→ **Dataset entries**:
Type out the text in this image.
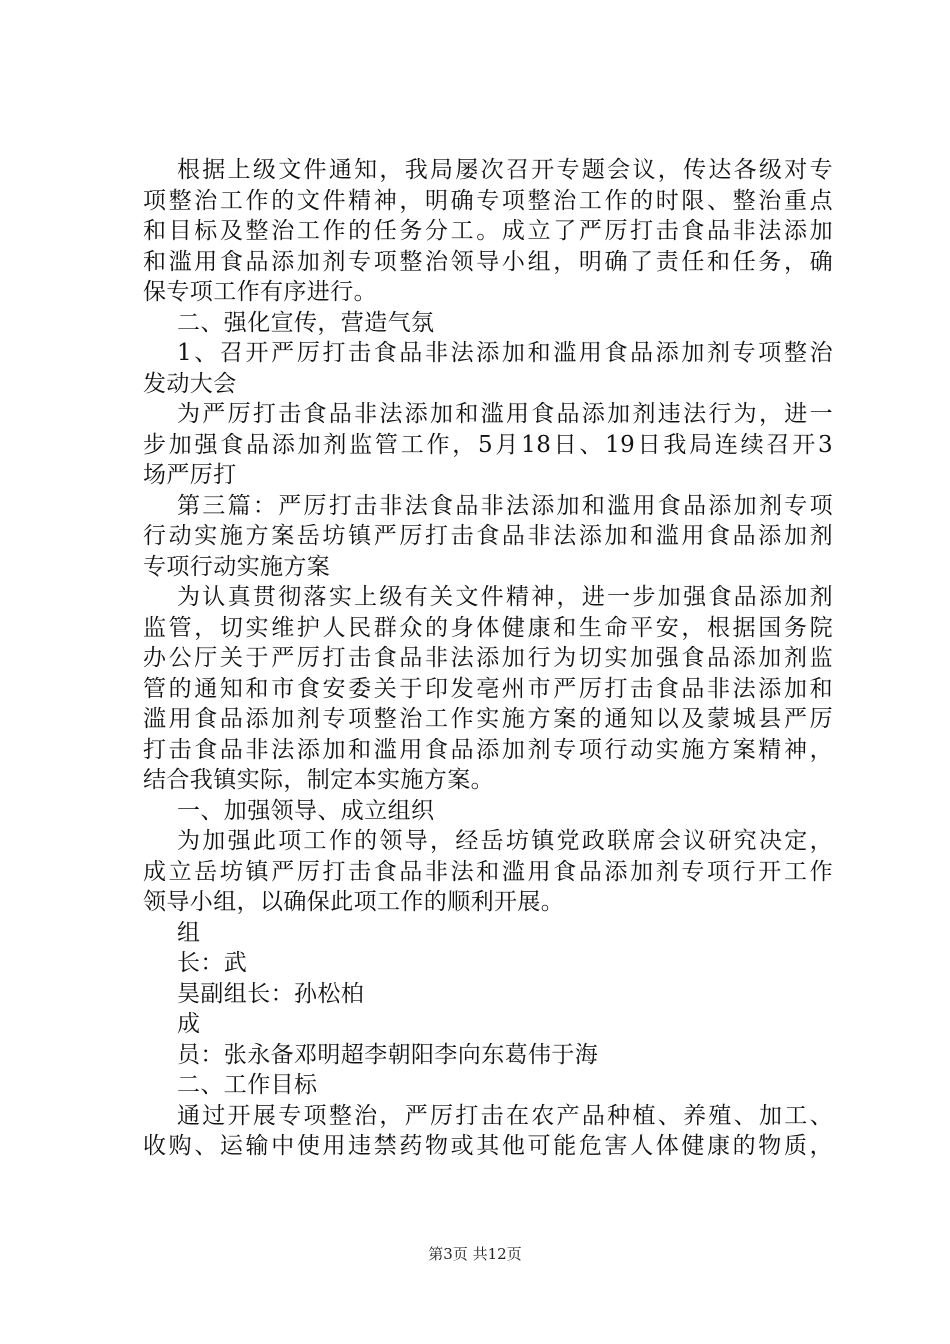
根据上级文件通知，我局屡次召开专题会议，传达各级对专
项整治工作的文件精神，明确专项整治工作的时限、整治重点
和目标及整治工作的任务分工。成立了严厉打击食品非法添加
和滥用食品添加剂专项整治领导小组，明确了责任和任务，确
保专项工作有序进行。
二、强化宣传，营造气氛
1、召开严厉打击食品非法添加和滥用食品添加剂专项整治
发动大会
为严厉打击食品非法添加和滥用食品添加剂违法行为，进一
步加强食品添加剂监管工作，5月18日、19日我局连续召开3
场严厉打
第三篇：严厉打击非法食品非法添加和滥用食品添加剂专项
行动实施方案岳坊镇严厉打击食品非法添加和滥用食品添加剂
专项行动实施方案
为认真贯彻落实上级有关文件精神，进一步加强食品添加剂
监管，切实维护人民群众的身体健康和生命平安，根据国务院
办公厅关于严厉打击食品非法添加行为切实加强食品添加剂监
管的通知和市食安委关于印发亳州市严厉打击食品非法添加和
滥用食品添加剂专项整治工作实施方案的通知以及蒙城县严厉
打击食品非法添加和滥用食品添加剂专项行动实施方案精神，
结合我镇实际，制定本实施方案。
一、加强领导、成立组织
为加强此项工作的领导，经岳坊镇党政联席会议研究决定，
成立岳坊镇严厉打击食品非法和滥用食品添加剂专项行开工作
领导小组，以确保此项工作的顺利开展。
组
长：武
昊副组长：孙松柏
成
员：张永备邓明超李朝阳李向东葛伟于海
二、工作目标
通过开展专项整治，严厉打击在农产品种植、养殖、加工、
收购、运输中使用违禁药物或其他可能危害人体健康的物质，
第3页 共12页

→ **Task brief**: Leave out the pictures and give the rest of the records again exactly.

→ **Result**:
Type out the text in this image.
根据上级文件通知，我局屡次召开专题会议，传达各级对专
项整治工作的文件精神，明确专项整治工作的时限、整治重点
和目标及整治工作的任务分工。成立了严厉打击食品非法添加
和滥用食品添加剂专项整治领导小组，明确了责任和任务，确
保专项工作有序进行。
二、强化宣传，营造气氛
1、召开严厉打击食品非法添加和滥用食品添加剂专项整治
发动大会
为严厉打击食品非法添加和滥用食品添加剂违法行为，进一
步加强食品添加剂监管工作，5月18日、19日我局连续召开3
场严厉打
第三篇：严厉打击非法食品非法添加和滥用食品添加剂专项
行动实施方案岳坊镇严厉打击食品非法添加和滥用食品添加剂
专项行动实施方案
为认真贯彻落实上级有关文件精神，进一步加强食品添加剂
监管，切实维护人民群众的身体健康和生命平安，根据国务院
办公厅关于严厉打击食品非法添加行为切实加强食品添加剂监
管的通知和市食安委关于印发亳州市严厉打击食品非法添加和
滥用食品添加剂专项整治工作实施方案的通知以及蒙城县严厉
打击食品非法添加和滥用食品添加剂专项行动实施方案精神，
结合我镇实际，制定本实施方案。
一、加强领导、成立组织
为加强此项工作的领导，经岳坊镇党政联席会议研究决定，
成立岳坊镇严厉打击食品非法和滥用食品添加剂专项行开工作
领导小组，以确保此项工作的顺利开展。
组
长：武
昊副组长：孙松柏
成
员：张永备邓明超李朝阳李向东葛伟于海
二、工作目标
通过开展专项整治，严厉打击在农产品种植、养殖、加工、
收购、运输中使用违禁药物或其他可能危害人体健康的物质，
第3页 共12页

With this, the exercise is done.